- WHAT IS NEEDED -
Only an exact repetition of the entries will do.

** GIVEN RECORDS follows **

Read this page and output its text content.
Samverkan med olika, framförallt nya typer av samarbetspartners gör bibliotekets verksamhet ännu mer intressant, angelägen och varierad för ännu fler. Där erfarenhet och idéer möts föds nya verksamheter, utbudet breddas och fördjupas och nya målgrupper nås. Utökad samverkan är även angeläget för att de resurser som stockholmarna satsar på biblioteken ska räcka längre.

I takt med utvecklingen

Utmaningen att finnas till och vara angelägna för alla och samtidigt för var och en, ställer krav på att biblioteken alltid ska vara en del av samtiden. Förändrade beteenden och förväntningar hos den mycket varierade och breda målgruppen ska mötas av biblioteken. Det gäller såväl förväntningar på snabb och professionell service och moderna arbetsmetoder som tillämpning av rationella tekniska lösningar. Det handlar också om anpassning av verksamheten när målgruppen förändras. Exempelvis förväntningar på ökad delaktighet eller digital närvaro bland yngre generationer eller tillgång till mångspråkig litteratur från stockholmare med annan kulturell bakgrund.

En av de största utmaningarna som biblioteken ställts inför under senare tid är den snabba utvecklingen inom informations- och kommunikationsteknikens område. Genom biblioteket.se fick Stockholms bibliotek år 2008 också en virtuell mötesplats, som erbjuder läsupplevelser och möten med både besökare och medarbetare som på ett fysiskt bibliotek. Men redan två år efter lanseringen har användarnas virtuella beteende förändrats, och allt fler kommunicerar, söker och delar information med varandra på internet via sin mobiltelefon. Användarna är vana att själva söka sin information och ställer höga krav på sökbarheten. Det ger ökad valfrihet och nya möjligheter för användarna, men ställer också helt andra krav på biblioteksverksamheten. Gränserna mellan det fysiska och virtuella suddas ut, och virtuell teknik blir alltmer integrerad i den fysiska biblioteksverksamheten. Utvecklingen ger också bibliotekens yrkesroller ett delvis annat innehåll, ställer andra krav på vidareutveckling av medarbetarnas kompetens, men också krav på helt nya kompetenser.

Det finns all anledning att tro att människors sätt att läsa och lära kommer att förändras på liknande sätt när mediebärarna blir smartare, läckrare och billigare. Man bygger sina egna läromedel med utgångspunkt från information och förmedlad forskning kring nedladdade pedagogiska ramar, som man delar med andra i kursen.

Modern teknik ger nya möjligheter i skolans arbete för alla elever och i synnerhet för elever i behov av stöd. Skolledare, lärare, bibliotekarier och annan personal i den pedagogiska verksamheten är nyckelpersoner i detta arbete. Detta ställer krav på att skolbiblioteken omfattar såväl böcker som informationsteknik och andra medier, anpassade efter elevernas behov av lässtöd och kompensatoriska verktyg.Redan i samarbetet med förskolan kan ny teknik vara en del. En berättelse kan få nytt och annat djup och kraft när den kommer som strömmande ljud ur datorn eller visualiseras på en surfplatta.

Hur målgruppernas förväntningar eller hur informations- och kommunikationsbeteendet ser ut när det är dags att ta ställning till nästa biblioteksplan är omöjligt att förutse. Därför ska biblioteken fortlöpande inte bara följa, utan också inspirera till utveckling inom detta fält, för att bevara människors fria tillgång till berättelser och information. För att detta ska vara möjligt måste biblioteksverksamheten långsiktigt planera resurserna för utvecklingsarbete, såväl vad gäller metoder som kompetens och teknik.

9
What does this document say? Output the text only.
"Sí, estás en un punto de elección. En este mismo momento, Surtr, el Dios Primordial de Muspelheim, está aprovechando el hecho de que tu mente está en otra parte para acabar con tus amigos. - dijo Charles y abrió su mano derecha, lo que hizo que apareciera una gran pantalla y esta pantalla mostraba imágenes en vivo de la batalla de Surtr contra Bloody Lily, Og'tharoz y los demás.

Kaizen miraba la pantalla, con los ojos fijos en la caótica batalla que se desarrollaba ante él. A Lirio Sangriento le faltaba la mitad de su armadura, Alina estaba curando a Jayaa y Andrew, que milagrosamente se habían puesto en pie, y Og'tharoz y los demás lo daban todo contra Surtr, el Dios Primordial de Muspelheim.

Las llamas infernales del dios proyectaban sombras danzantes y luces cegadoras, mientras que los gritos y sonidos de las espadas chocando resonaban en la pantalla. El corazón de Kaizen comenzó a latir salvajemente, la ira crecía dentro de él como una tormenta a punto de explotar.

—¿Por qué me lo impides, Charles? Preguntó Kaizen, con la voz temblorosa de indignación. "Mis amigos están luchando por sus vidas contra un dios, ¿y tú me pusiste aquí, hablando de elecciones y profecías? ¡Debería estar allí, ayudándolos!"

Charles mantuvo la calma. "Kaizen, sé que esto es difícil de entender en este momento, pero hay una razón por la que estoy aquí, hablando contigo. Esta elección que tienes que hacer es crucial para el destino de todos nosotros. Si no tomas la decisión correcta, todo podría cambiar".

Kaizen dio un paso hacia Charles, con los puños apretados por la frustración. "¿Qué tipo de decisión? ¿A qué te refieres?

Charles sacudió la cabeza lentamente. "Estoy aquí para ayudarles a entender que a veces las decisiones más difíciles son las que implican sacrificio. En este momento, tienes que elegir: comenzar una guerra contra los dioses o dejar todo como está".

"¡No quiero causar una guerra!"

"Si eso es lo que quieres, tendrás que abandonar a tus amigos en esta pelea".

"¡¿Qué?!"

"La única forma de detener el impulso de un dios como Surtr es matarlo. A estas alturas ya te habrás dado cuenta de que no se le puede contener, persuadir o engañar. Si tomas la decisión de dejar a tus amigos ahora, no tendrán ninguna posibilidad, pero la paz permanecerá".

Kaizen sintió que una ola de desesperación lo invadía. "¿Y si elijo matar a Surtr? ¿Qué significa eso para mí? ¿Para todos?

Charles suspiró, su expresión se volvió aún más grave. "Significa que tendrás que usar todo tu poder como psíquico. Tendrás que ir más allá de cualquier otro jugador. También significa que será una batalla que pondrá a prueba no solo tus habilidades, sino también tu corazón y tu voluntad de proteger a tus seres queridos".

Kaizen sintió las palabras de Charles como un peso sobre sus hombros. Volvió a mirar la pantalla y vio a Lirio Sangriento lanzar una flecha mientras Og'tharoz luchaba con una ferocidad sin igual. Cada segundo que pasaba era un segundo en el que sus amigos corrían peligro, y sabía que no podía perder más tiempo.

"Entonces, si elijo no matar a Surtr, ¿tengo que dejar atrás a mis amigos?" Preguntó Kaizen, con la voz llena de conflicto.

** End of GIVEN RECORDS **

- OUTPUT FOR THIS EXERCISE -
Read this page and output its text content.
Samverkan med olika, framförallt nya typer av samarbetspartners gör bibliotekets verksamhet ännu mer intressant, angelägen och varierad för ännu fler. Där erfarenhet och idéer möts föds nya verksamheter, utbudet breddas och fördjupas och nya målgrupper nås. Utökad samverkan är även angeläget för att de resurser som stockholmarna satsar på biblioteken ska räcka längre.

I takt med utvecklingen

Utmaningen att finnas till och vara angelägna för alla och samtidigt för var och en, ställer krav på att biblioteken alltid ska vara en del av samtiden. Förändrade beteenden och förväntningar hos den mycket varierade och breda målgruppen ska mötas av biblioteken. Det gäller såväl förväntningar på snabb och professionell service och moderna arbetsmetoder som tillämpning av rationella tekniska lösningar. Det handlar också om anpassning av verksamheten när målgruppen förändras. Exempelvis förväntningar på ökad delaktighet eller digital närvaro bland yngre generationer eller tillgång till mångspråkig litteratur från stockholmare med annan kulturell bakgrund.

En av de största utmaningarna som biblioteken ställts inför under senare tid är den snabba utvecklingen inom informations- och kommunikationsteknikens område. Genom biblioteket.se fick Stockholms bibliotek år 2008 också en virtuell mötesplats, som erbjuder läsupplevelser och möten med både besökare och medarbetare som på ett fysiskt bibliotek. Men redan två år efter lanseringen har användarnas virtuella beteende förändrats, och allt fler kommunicerar, söker och delar information med varandra på internet via sin mobiltelefon. Användarna är vana att själva söka sin information och ställer höga krav på sökbarheten. Det ger ökad valfrihet och nya möjligheter för användarna, men ställer också helt andra krav på biblioteksverksamheten. Gränserna mellan det fysiska och virtuella suddas ut, och virtuell teknik blir alltmer integrerad i den fysiska biblioteksverksamheten. Utvecklingen ger också bibliotekens yrkesroller ett delvis annat innehåll, ställer andra krav på vidareutveckling av medarbetarnas kompetens, men också krav på helt nya kompetenser.

Det finns all anledning att tro att människors sätt att läsa och lära kommer att förändras på liknande sätt när mediebärarna blir smartare, läckrare och billigare. Man bygger sina egna läromedel med utgångspunkt från information och förmedlad forskning kring nedladdade pedagogiska ramar, som man delar med andra i kursen.

Modern teknik ger nya möjligheter i skolans arbete för alla elever och i synnerhet för elever i behov av stöd. Skolledare, lärare, bibliotekarier och annan personal i den pedagogiska verksamheten är nyckelpersoner i detta arbete. Detta ställer krav på att skolbiblioteken omfattar såväl böcker som informationsteknik och andra medier, anpassade efter elevernas behov av lässtöd och kompensatoriska verktyg.Redan i samarbetet med förskolan kan ny teknik vara en del. En berättelse kan få nytt och annat djup och kraft när den kommer som strömmande ljud ur datorn eller visualiseras på en surfplatta.

Hur målgruppernas förväntningar eller hur informations- och kommunikationsbeteendet ser ut när det är dags att ta ställning till nästa biblioteksplan är omöjligt att förutse. Därför ska biblioteken fortlöpande inte bara följa, utan också inspirera till utveckling inom detta fält, för att bevara människors fria tillgång till berättelser och information. För att detta ska vara möjligt måste biblioteksverksamheten långsiktigt planera resurserna för utvecklingsarbete, såväl vad gäller metoder som kompetens och teknik.

9
What does this document say? Output the text only.
"Sí, estás en un punto de elección. En este mismo momento, Surtr, el Dios Primordial de Muspelheim, está aprovechando el hecho de que tu mente está en otra parte para acabar con tus amigos. - dijo Charles y abrió su mano derecha, lo que hizo que apareciera una gran pantalla y esta pantalla mostraba imágenes en vivo de la batalla de Surtr contra Bloody Lily, Og'tharoz y los demás.

Kaizen miraba la pantalla, con los ojos fijos en la caótica batalla que se desarrollaba ante él. A Lirio Sangriento le faltaba la mitad de su armadura, Alina estaba curando a Jayaa y Andrew, que milagrosamente se habían puesto en pie, y Og'tharoz y los demás lo daban todo contra Surtr, el Dios Primordial de Muspelheim.

Las llamas infernales del dios proyectaban sombras danzantes y luces cegadoras, mientras que los gritos y sonidos de las espadas chocando resonaban en la pantalla. El corazón de Kaizen comenzó a latir salvajemente, la ira crecía dentro de él como una tormenta a punto de explotar.

—¿Por qué me lo impides, Charles? Preguntó Kaizen, con la voz temblorosa de indignación. "Mis amigos están luchando por sus vidas contra un dios, ¿y tú me pusiste aquí, hablando de elecciones y profecías? ¡Debería estar allí, ayudándolos!"

Charles mantuvo la calma. "Kaizen, sé que esto es difícil de entender en este momento, pero hay una razón por la que estoy aquí, hablando contigo. Esta elección que tienes que hacer es crucial para el destino de todos nosotros. Si no tomas la decisión correcta, todo podría cambiar".

Kaizen dio un paso hacia Charles, con los puños apretados por la frustración. "¿Qué tipo de decisión? ¿A qué te refieres?

Charles sacudió la cabeza lentamente. "Estoy aquí para ayudarles a entender que a veces las decisiones más difíciles son las que implican sacrificio. En este momento, tienes que elegir: comenzar una guerra contra los dioses o dejar todo como está".

"¡No quiero causar una guerra!"

"Si eso es lo que quieres, tendrás que abandonar a tus amigos en esta pelea".

"¡¿Qué?!"

"La única forma de detener el impulso de un dios como Surtr es matarlo. A estas alturas ya te habrás dado cuenta de que no se le puede contener, persuadir o engañar. Si tomas la decisión de dejar a tus amigos ahora, no tendrán ninguna posibilidad, pero la paz permanecerá".

Kaizen sintió que una ola de desesperación lo invadía. "¿Y si elijo matar a Surtr? ¿Qué significa eso para mí? ¿Para todos?

Charles suspiró, su expresión se volvió aún más grave. "Significa que tendrás que usar todo tu poder como psíquico. Tendrás que ir más allá de cualquier otro jugador. También significa que será una batalla que pondrá a prueba no solo tus habilidades, sino también tu corazón y tu voluntad de proteger a tus seres queridos".

Kaizen sintió las palabras de Charles como un peso sobre sus hombros. Volvió a mirar la pantalla y vio a Lirio Sangriento lanzar una flecha mientras Og'tharoz luchaba con una ferocidad sin igual. Cada segundo que pasaba era un segundo en el que sus amigos corrían peligro, y sabía que no podía perder más tiempo.

"Entonces, si elijo no matar a Surtr, ¿tengo que dejar atrás a mis amigos?" Preguntó Kaizen, con la voz llena de conflicto.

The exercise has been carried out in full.